### [WHAT THIS TASK INVOLVES]
Copy the lines from the one containing "time-tick-label: Jul: [824, 1055, 839, 1069]" up to and including the one containing "price-tick-label: 440,00: [1876, 187, 1910, 199]", swapping "USD" for "EUR" and leaving everything else unchanged.

### [INFORMATION GIVEN]

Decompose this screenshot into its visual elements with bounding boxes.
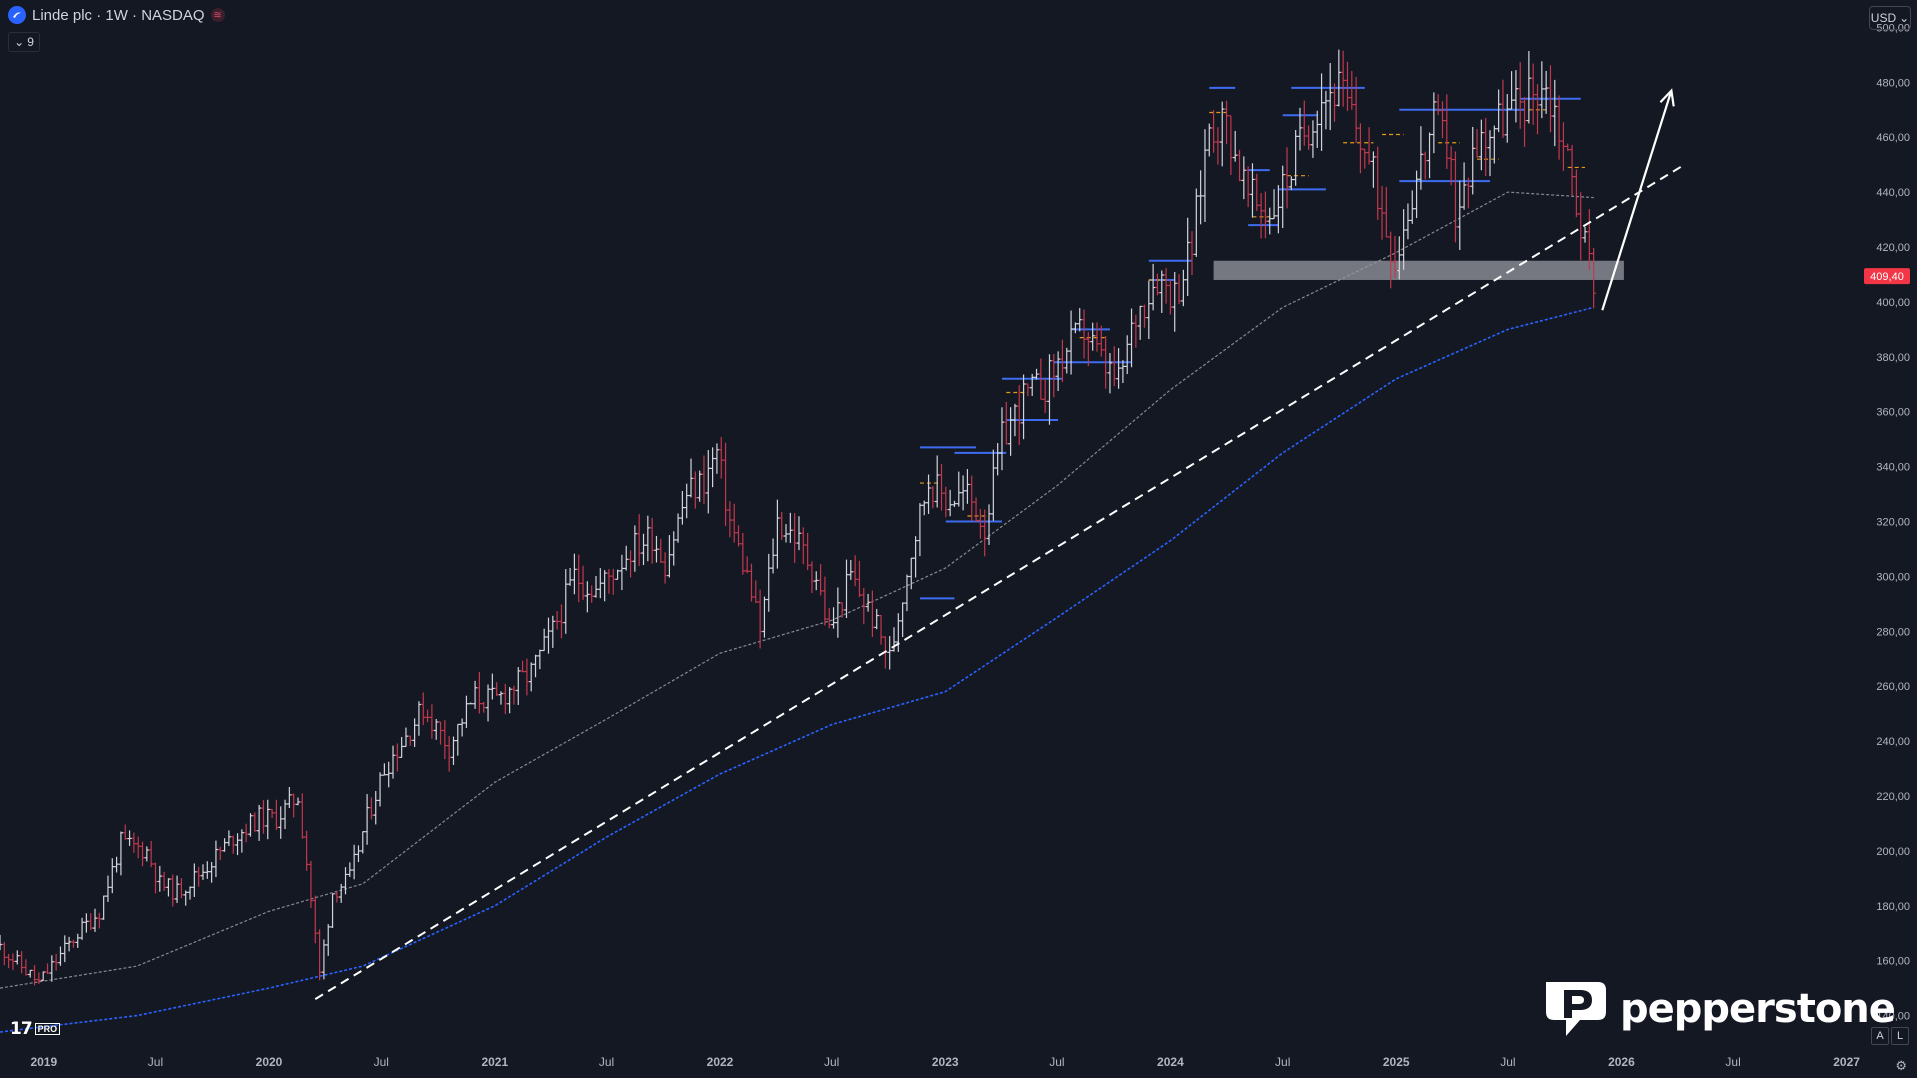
time-tick-label: Jul: [824, 1055, 839, 1069]
moving-average-line: [0, 306, 1594, 1033]
projection-arrow-shaft: [1601, 90, 1673, 311]
currency-selector[interactable]: USD ⌄: [1869, 6, 1911, 30]
price-tick-label: 440,00: [1876, 187, 1910, 199]
pepperstone-logo-icon: [1546, 982, 1606, 1036]
time-tick-label: 2024: [1157, 1055, 1184, 1069]
market-status-icon[interactable]: ≋: [210, 8, 225, 22]
tv-logo-text: 17: [10, 1019, 33, 1039]
price-tick-label: 480,00: [1876, 77, 1910, 89]
last-price-tag: 409,40: [1864, 268, 1910, 285]
price-tick-label: 360,00: [1876, 407, 1910, 419]
log-scale-button[interactable]: L: [1891, 1027, 1909, 1045]
time-tick-label: Jul: [1500, 1055, 1515, 1069]
auto-scale-button[interactable]: A: [1871, 1027, 1889, 1045]
time-tick-label: 2023: [932, 1055, 959, 1069]
pepperstone-watermark: pepperstone: [1540, 978, 1896, 1040]
log-scale-label: L: [1896, 1030, 1904, 1042]
time-tick-label: Jul: [148, 1055, 163, 1069]
time-tick-label: 2020: [256, 1055, 283, 1069]
projection-arrow-head: [1659, 88, 1675, 107]
price-axis-bg: [1862, 0, 1917, 1078]
indicators-toggle[interactable]: ⌄ 9: [8, 32, 40, 52]
price-tick-label: 260,00: [1876, 681, 1910, 693]
tradingview-logo[interactable]: 17 PRO: [10, 1019, 61, 1039]
time-tick-label: Jul: [374, 1055, 389, 1069]
chart-header[interactable]: Linde plc · 1W · NASDAQ ≋: [8, 6, 225, 24]
time-tick-label: 2027: [1833, 1055, 1860, 1069]
candles: [0, 49, 1596, 986]
time-tick-label: Jul: [1275, 1055, 1290, 1069]
time-axis-bg: [0, 1043, 1862, 1078]
price-axis[interactable]: 140,00 160,00 180,00 200,00 220,00 240,00 260,…: [1862, 0, 1917, 1078]
time-tick-label: Jul: [1725, 1055, 1740, 1069]
price-tick-label: 240,00: [1876, 736, 1910, 748]
price-tick-label: 280,00: [1876, 626, 1910, 638]
auto-scale-label: A: [1876, 1030, 1884, 1042]
price-tick-label: 380,00: [1876, 352, 1910, 364]
price-tick-label: 220,00: [1876, 791, 1910, 803]
price-tick-label: 180,00: [1876, 901, 1910, 913]
price-tick-label: 460,00: [1876, 132, 1910, 144]
plot-area[interactable]: [0, 0, 1862, 1043]
time-axis[interactable]: 2019 Jul 2020 Jul 2021 Jul 2022 Jul 2023 Jul 2024 J…: [0, 1043, 1862, 1078]
indicator-count: 9: [27, 35, 34, 49]
drawing-annotations: [314, 88, 1685, 1000]
price-tick-label: 320,00: [1876, 517, 1910, 529]
time-tick-label: 2026: [1608, 1055, 1635, 1069]
chevron-down-icon: ⌄: [1899, 11, 1910, 25]
price-tick-label: 400,00: [1876, 297, 1910, 309]
price-tick-label: 420,00: [1876, 242, 1910, 254]
time-tick-label: 2025: [1383, 1055, 1410, 1069]
price-tick-label: 500,00: [1876, 22, 1910, 34]
symbol-title[interactable]: Linde plc · 1W · NASDAQ: [32, 6, 205, 24]
time-tick-label: Jul: [1049, 1055, 1064, 1069]
time-tick-label: 2022: [707, 1055, 734, 1069]
support-zone: [1213, 260, 1624, 280]
settings-gear-icon[interactable]: ⚙: [1895, 1058, 1907, 1073]
price-tick-label: 200,00: [1876, 846, 1910, 858]
currency-label: USD: [1870, 11, 1897, 25]
last-price-tag-label: 409,40: [1870, 271, 1904, 283]
time-tick-label: Jul: [599, 1055, 614, 1069]
trendline: [314, 163, 1685, 1000]
price-tick-label: 300,00: [1876, 571, 1910, 583]
time-tick-label: 2019: [30, 1055, 57, 1069]
symbol-logo-icon: [8, 6, 26, 24]
price-tick-label: 140,00: [1876, 1011, 1910, 1023]
price-tick-label: 160,00: [1876, 956, 1910, 968]
price-tick-label: 340,00: [1876, 462, 1910, 474]
chevron-down-icon: ⌄: [14, 35, 25, 49]
pepperstone-logo-text: pepperstone: [1620, 986, 1896, 1032]
tv-pro-badge: PRO: [34, 1023, 61, 1035]
support-zone-rect: [1213, 260, 1624, 280]
last-price-tag-bg: [1864, 268, 1910, 285]
time-tick-label: 2021: [481, 1055, 508, 1069]
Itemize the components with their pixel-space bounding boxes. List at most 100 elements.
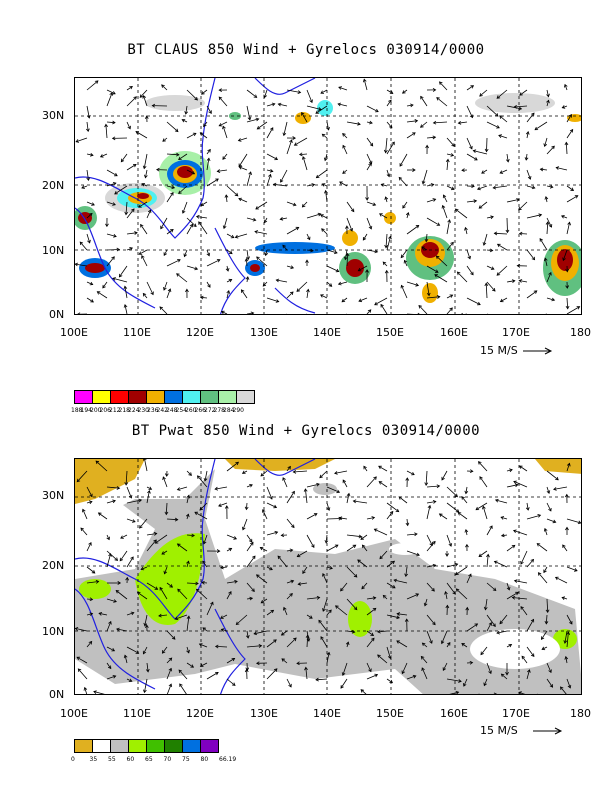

### [FULL SOLUTION]
time-tick-label: Jul: [824, 1055, 839, 1069]
moving-average-line: [0, 306, 1594, 1033]
projection-arrow-shaft: [1601, 90, 1673, 311]
currency-selector[interactable]: EUR ⌄: [1869, 6, 1911, 30]
price-tick-label: 440,00: [1876, 187, 1910, 199]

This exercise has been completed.